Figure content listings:

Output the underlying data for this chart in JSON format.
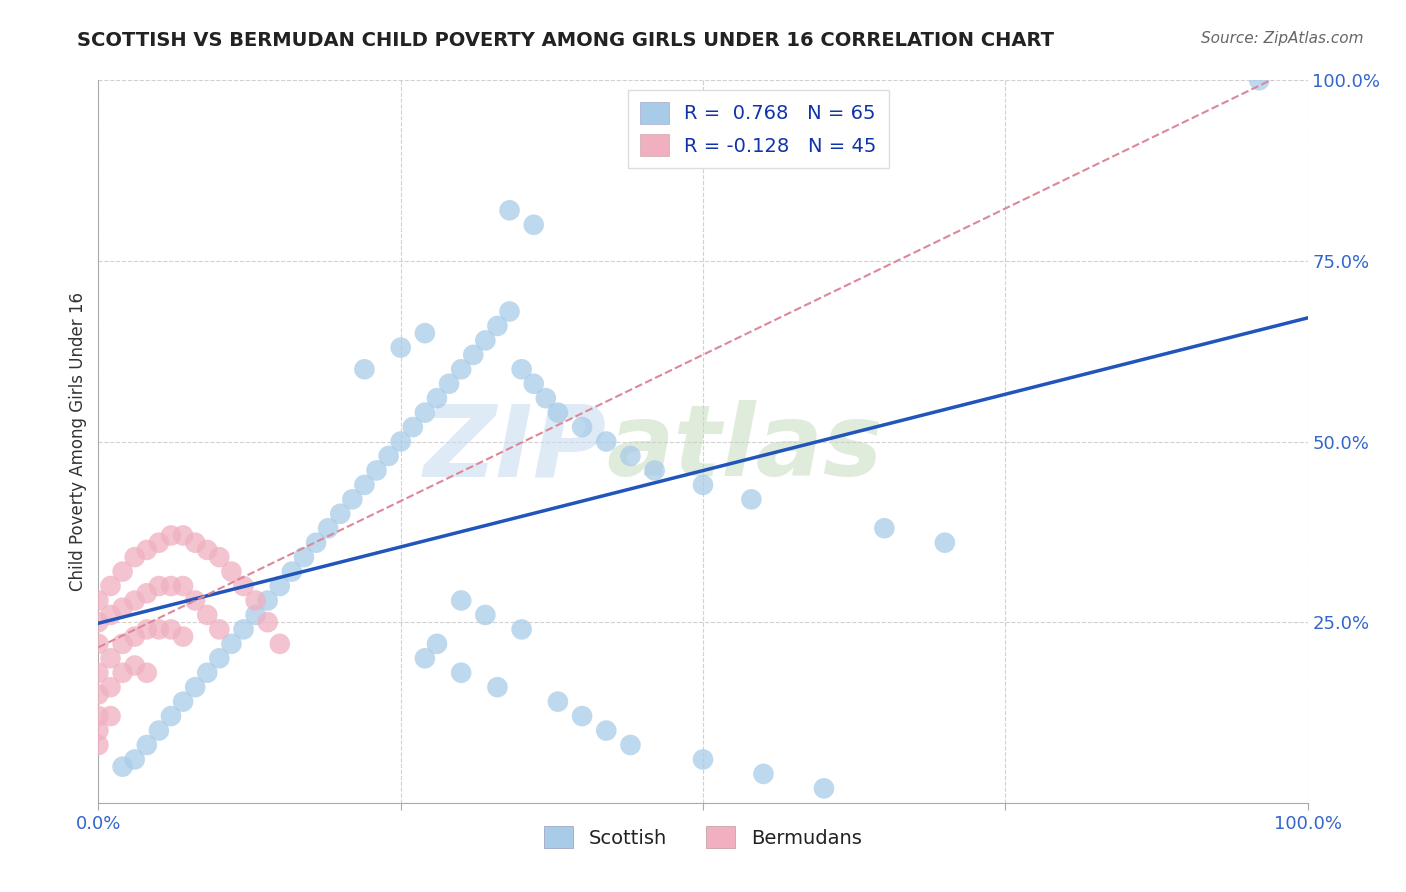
{
  "title": "SCOTTISH VS BERMUDAN CHILD POVERTY AMONG GIRLS UNDER 16 CORRELATION CHART",
  "source": "Source: ZipAtlas.com",
  "ylabel": "Child Poverty Among Girls Under 16",
  "watermark_zip": "ZIP",
  "watermark_atlas": "atlas",
  "xlim": [
    0.0,
    1.0
  ],
  "ylim": [
    0.0,
    1.0
  ],
  "scottish_R": 0.768,
  "scottish_N": 65,
  "bermudan_R": -0.128,
  "bermudan_N": 45,
  "scottish_color": "#a8cce8",
  "bermudan_color": "#f0b0c0",
  "regression_blue": "#2255bb",
  "regression_pink": "#dd8899",
  "scottish_x": [
    0.02,
    0.03,
    0.04,
    0.05,
    0.06,
    0.07,
    0.08,
    0.09,
    0.1,
    0.11,
    0.12,
    0.13,
    0.14,
    0.15,
    0.16,
    0.17,
    0.18,
    0.19,
    0.2,
    0.21,
    0.22,
    0.23,
    0.24,
    0.25,
    0.26,
    0.27,
    0.28,
    0.29,
    0.3,
    0.31,
    0.32,
    0.33,
    0.34,
    0.35,
    0.36,
    0.37,
    0.38,
    0.4,
    0.42,
    0.44,
    0.46,
    0.5,
    0.54,
    0.3,
    0.32,
    0.35,
    0.28,
    0.27,
    0.3,
    0.33,
    0.38,
    0.4,
    0.42,
    0.44,
    0.5,
    0.55,
    0.6,
    0.65,
    0.7,
    0.96,
    0.36,
    0.34,
    0.27,
    0.25,
    0.22
  ],
  "scottish_y": [
    0.05,
    0.06,
    0.08,
    0.1,
    0.12,
    0.14,
    0.16,
    0.18,
    0.2,
    0.22,
    0.24,
    0.26,
    0.28,
    0.3,
    0.32,
    0.34,
    0.36,
    0.38,
    0.4,
    0.42,
    0.44,
    0.46,
    0.48,
    0.5,
    0.52,
    0.54,
    0.56,
    0.58,
    0.6,
    0.62,
    0.64,
    0.66,
    0.68,
    0.6,
    0.58,
    0.56,
    0.54,
    0.52,
    0.5,
    0.48,
    0.46,
    0.44,
    0.42,
    0.28,
    0.26,
    0.24,
    0.22,
    0.2,
    0.18,
    0.16,
    0.14,
    0.12,
    0.1,
    0.08,
    0.06,
    0.04,
    0.02,
    0.38,
    0.36,
    1.0,
    0.8,
    0.82,
    0.65,
    0.63,
    0.6
  ],
  "bermudan_x": [
    0.0,
    0.0,
    0.0,
    0.0,
    0.0,
    0.0,
    0.0,
    0.0,
    0.01,
    0.01,
    0.01,
    0.01,
    0.01,
    0.02,
    0.02,
    0.02,
    0.02,
    0.03,
    0.03,
    0.03,
    0.03,
    0.04,
    0.04,
    0.04,
    0.04,
    0.05,
    0.05,
    0.05,
    0.06,
    0.06,
    0.06,
    0.07,
    0.07,
    0.07,
    0.08,
    0.08,
    0.09,
    0.09,
    0.1,
    0.1,
    0.11,
    0.12,
    0.13,
    0.14,
    0.15
  ],
  "bermudan_y": [
    0.28,
    0.25,
    0.22,
    0.18,
    0.15,
    0.12,
    0.1,
    0.08,
    0.3,
    0.26,
    0.2,
    0.16,
    0.12,
    0.32,
    0.27,
    0.22,
    0.18,
    0.34,
    0.28,
    0.23,
    0.19,
    0.35,
    0.29,
    0.24,
    0.18,
    0.36,
    0.3,
    0.24,
    0.37,
    0.3,
    0.24,
    0.37,
    0.3,
    0.23,
    0.36,
    0.28,
    0.35,
    0.26,
    0.34,
    0.24,
    0.32,
    0.3,
    0.28,
    0.25,
    0.22
  ],
  "xtick_positions": [
    0.0,
    0.25,
    0.5,
    0.75,
    1.0
  ],
  "ytick_positions": [
    0.0,
    0.25,
    0.5,
    0.75,
    1.0
  ],
  "title_fontsize": 14,
  "source_fontsize": 11,
  "tick_fontsize": 13,
  "ylabel_fontsize": 12,
  "tick_color": "#3366cc",
  "title_color": "#222222",
  "source_color": "#666666",
  "ylabel_color": "#333333",
  "grid_color": "#cccccc",
  "watermark_color_zip": "#c8ddf0",
  "watermark_color_atlas": "#c8ddf0"
}
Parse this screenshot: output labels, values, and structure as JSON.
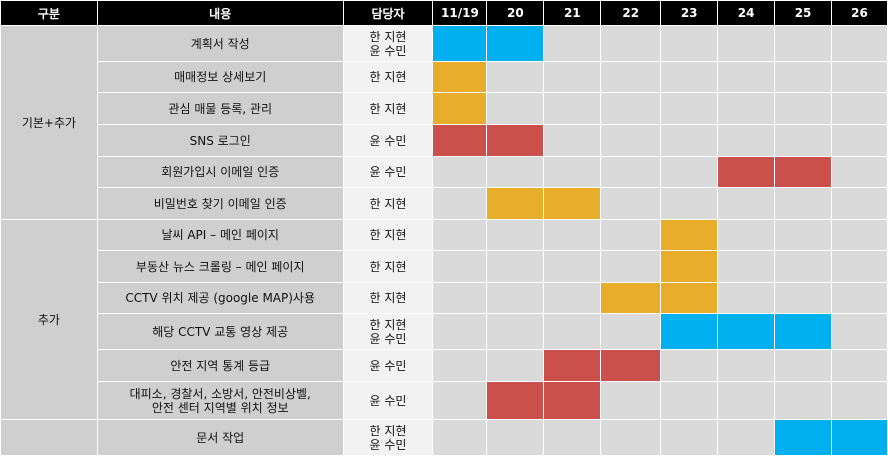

* **Goal of the exercise**
Make a verbatim copy of all the entries and strip out the pictures.

* **Exercise answer**
Output the underlying data for this chart in JSON format.
{
  "title": "SCOTTISH VS BERMUDAN CHILD POVERTY AMONG GIRLS UNDER 16 CORRELATION CHART",
  "source": "Source: ZipAtlas.com",
  "ylabel": "Child Poverty Among Girls Under 16",
  "watermark_zip": "ZIP",
  "watermark_atlas": "atlas",
  "xlim": [
    0.0,
    1.0
  ],
  "ylim": [
    0.0,
    1.0
  ],
  "scottish_R": 0.768,
  "scottish_N": 65,
  "bermudan_R": -0.128,
  "bermudan_N": 45,
  "scottish_color": "#a8cce8",
  "bermudan_color": "#f0b0c0",
  "regression_blue": "#2255bb",
  "regression_pink": "#dd8899",
  "scottish_x": [
    0.02,
    0.03,
    0.04,
    0.05,
    0.06,
    0.07,
    0.08,
    0.09,
    0.1,
    0.11,
    0.12,
    0.13,
    0.14,
    0.15,
    0.16,
    0.17,
    0.18,
    0.19,
    0.2,
    0.21,
    0.22,
    0.23,
    0.24,
    0.25,
    0.26,
    0.27,
    0.28,
    0.29,
    0.3,
    0.31,
    0.32,
    0.33,
    0.34,
    0.35,
    0.36,
    0.37,
    0.38,
    0.4,
    0.42,
    0.44,
    0.46,
    0.5,
    0.54,
    0.3,
    0.32,
    0.35,
    0.28,
    0.27,
    0.3,
    0.33,
    0.38,
    0.4,
    0.42,
    0.44,
    0.5,
    0.55,
    0.6,
    0.65,
    0.7,
    0.96,
    0.36,
    0.34,
    0.27,
    0.25,
    0.22
  ],
  "scottish_y": [
    0.05,
    0.06,
    0.08,
    0.1,
    0.12,
    0.14,
    0.16,
    0.18,
    0.2,
    0.22,
    0.24,
    0.26,
    0.28,
    0.3,
    0.32,
    0.34,
    0.36,
    0.38,
    0.4,
    0.42,
    0.44,
    0.46,
    0.48,
    0.5,
    0.52,
    0.54,
    0.56,
    0.58,
    0.6,
    0.62,
    0.64,
    0.66,
    0.68,
    0.6,
    0.58,
    0.56,
    0.54,
    0.52,
    0.5,
    0.48,
    0.46,
    0.44,
    0.42,
    0.28,
    0.26,
    0.24,
    0.22,
    0.2,
    0.18,
    0.16,
    0.14,
    0.12,
    0.1,
    0.08,
    0.06,
    0.04,
    0.02,
    0.38,
    0.36,
    1.0,
    0.8,
    0.82,
    0.65,
    0.63,
    0.6
  ],
  "bermudan_x": [
    0.0,
    0.0,
    0.0,
    0.0,
    0.0,
    0.0,
    0.0,
    0.0,
    0.01,
    0.01,
    0.01,
    0.01,
    0.01,
    0.02,
    0.02,
    0.02,
    0.02,
    0.03,
    0.03,
    0.03,
    0.03,
    0.04,
    0.04,
    0.04,
    0.04,
    0.05,
    0.05,
    0.05,
    0.06,
    0.06,
    0.06,
    0.07,
    0.07,
    0.07,
    0.08,
    0.08,
    0.09,
    0.09,
    0.1,
    0.1,
    0.11,
    0.12,
    0.13,
    0.14,
    0.15
  ],
  "bermudan_y": [
    0.28,
    0.25,
    0.22,
    0.18,
    0.15,
    0.12,
    0.1,
    0.08,
    0.3,
    0.26,
    0.2,
    0.16,
    0.12,
    0.32,
    0.27,
    0.22,
    0.18,
    0.34,
    0.28,
    0.23,
    0.19,
    0.35,
    0.29,
    0.24,
    0.18,
    0.36,
    0.3,
    0.24,
    0.37,
    0.3,
    0.24,
    0.37,
    0.3,
    0.23,
    0.36,
    0.28,
    0.35,
    0.26,
    0.34,
    0.24,
    0.32,
    0.3,
    0.28,
    0.25,
    0.22
  ],
  "xtick_positions": [
    0.0,
    0.25,
    0.5,
    0.75,
    1.0
  ],
  "ytick_positions": [
    0.0,
    0.25,
    0.5,
    0.75,
    1.0
  ],
  "title_fontsize": 14,
  "source_fontsize": 11,
  "tick_fontsize": 13,
  "ylabel_fontsize": 12,
  "tick_color": "#3366cc",
  "title_color": "#222222",
  "source_color": "#666666",
  "ylabel_color": "#333333",
  "grid_color": "#cccccc",
  "watermark_color_zip": "#c8ddf0",
  "watermark_color_atlas": "#c8ddf0"
}
Parse this screenshot: output labels, values, and structure as JSON.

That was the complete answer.